■ DIRECTIVE
Return each line of the records holding the string "page".

■ DATASET RECORDS
───

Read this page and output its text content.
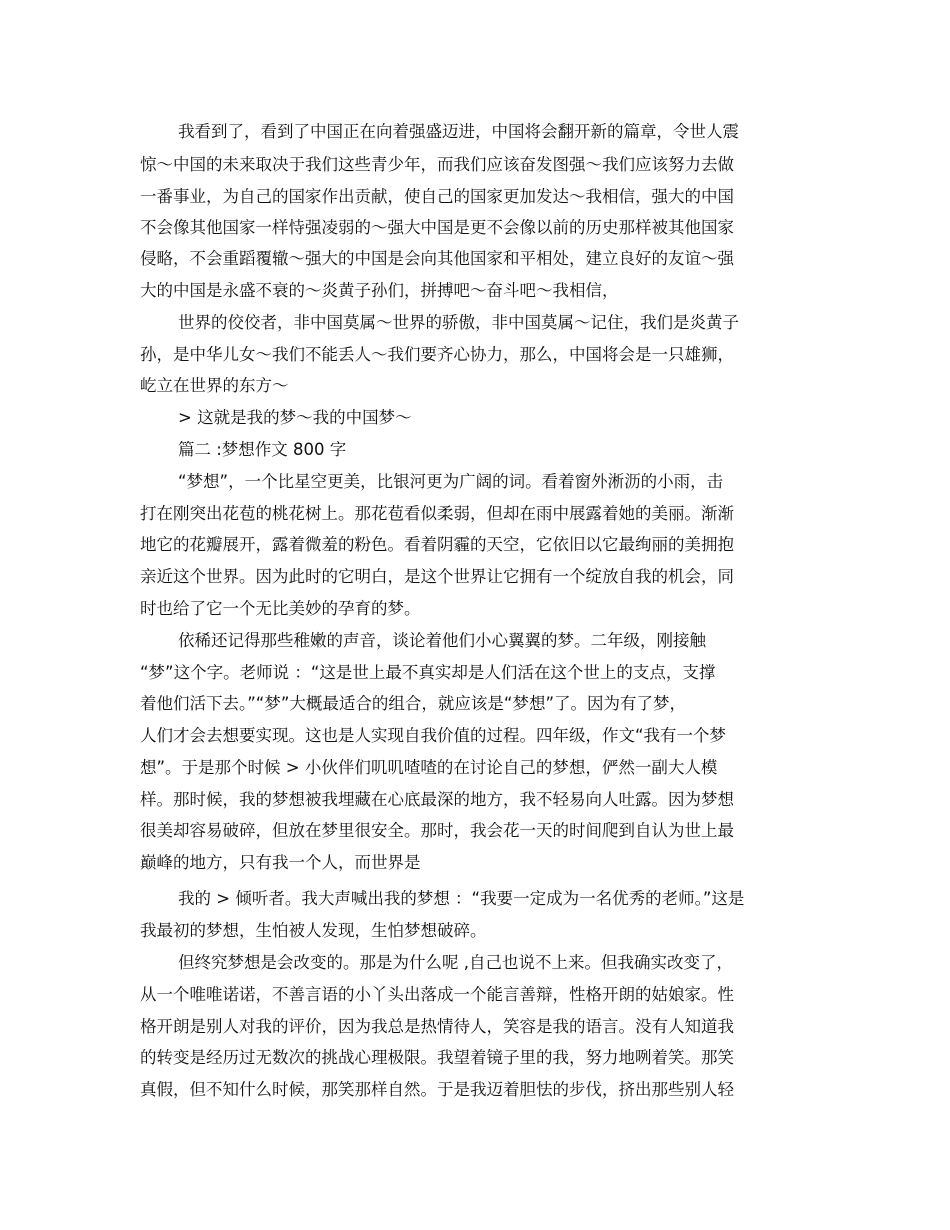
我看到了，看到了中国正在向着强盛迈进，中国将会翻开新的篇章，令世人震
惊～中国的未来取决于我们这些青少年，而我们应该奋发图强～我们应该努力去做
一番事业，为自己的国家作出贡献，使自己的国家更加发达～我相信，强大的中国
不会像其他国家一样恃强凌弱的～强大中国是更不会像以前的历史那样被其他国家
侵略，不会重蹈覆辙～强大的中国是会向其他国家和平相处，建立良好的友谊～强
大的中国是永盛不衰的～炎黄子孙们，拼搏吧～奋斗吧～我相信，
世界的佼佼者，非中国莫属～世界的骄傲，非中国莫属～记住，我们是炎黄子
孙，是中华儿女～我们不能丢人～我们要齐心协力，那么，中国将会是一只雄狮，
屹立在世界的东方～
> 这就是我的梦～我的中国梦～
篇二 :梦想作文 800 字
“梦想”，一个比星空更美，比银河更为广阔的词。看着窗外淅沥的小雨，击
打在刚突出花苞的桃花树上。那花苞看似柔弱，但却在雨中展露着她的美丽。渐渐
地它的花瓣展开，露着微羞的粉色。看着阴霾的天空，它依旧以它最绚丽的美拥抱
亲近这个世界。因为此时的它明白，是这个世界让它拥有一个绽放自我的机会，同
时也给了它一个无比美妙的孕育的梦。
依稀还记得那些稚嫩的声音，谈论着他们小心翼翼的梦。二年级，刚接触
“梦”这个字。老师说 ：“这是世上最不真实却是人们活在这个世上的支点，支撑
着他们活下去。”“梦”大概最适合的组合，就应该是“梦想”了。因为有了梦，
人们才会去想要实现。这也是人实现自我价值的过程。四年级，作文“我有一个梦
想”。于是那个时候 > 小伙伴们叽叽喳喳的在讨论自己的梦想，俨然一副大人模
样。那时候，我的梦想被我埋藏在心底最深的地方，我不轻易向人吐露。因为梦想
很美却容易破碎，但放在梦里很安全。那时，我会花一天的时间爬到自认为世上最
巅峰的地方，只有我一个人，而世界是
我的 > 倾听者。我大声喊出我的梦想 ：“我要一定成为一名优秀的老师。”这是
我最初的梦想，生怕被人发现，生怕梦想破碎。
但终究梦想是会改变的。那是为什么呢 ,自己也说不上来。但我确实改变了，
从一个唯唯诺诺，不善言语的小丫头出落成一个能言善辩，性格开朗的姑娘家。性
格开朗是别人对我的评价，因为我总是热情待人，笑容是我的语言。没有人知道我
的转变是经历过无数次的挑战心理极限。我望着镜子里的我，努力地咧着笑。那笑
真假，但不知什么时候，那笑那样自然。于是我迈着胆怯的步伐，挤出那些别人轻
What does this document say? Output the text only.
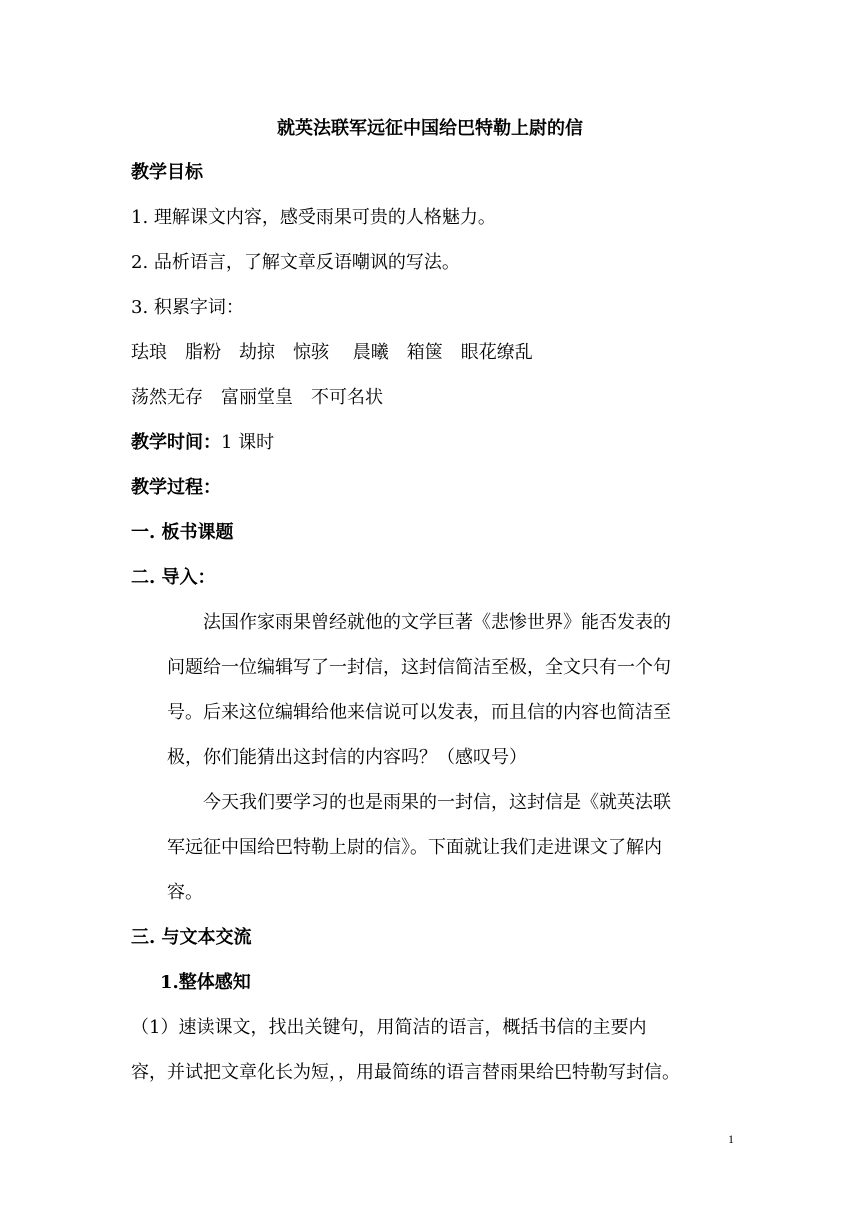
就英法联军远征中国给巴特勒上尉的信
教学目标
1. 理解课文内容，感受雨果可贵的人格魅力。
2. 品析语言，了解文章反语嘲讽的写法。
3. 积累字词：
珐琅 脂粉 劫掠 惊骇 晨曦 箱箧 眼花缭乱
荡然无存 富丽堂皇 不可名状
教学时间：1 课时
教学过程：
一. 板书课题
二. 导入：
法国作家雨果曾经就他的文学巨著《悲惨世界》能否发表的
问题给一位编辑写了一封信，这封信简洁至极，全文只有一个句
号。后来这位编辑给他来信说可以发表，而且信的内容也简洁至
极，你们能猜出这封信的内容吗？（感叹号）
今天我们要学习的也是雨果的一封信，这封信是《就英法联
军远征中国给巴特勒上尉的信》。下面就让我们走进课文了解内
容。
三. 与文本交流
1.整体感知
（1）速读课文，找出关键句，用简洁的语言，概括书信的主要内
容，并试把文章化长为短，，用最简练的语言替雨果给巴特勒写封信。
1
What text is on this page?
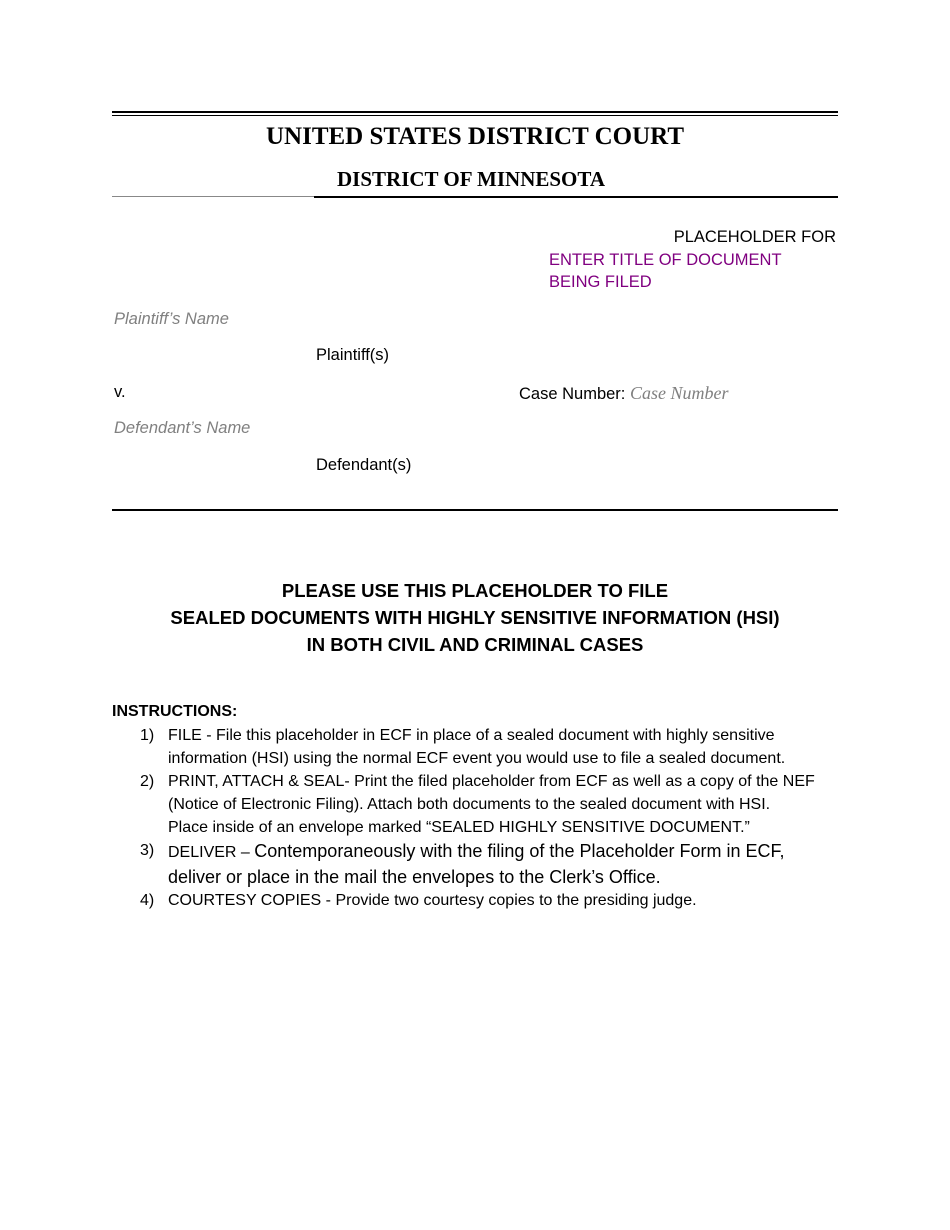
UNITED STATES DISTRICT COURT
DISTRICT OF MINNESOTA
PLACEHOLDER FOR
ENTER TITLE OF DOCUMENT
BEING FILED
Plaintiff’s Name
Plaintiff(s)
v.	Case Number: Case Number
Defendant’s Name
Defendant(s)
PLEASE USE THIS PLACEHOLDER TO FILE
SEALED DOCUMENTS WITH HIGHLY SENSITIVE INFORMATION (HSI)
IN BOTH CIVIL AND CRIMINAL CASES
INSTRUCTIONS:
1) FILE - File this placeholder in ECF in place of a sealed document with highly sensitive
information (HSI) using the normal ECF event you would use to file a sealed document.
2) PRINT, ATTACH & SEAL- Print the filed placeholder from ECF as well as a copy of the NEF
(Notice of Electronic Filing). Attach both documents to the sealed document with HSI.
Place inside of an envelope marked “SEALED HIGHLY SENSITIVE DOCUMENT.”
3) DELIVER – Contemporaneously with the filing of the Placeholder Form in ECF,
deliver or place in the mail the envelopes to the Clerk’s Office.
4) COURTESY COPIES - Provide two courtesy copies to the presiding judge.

───

■ CORRECT RESPONSE
Read this page and output its text content.
What text is on this page?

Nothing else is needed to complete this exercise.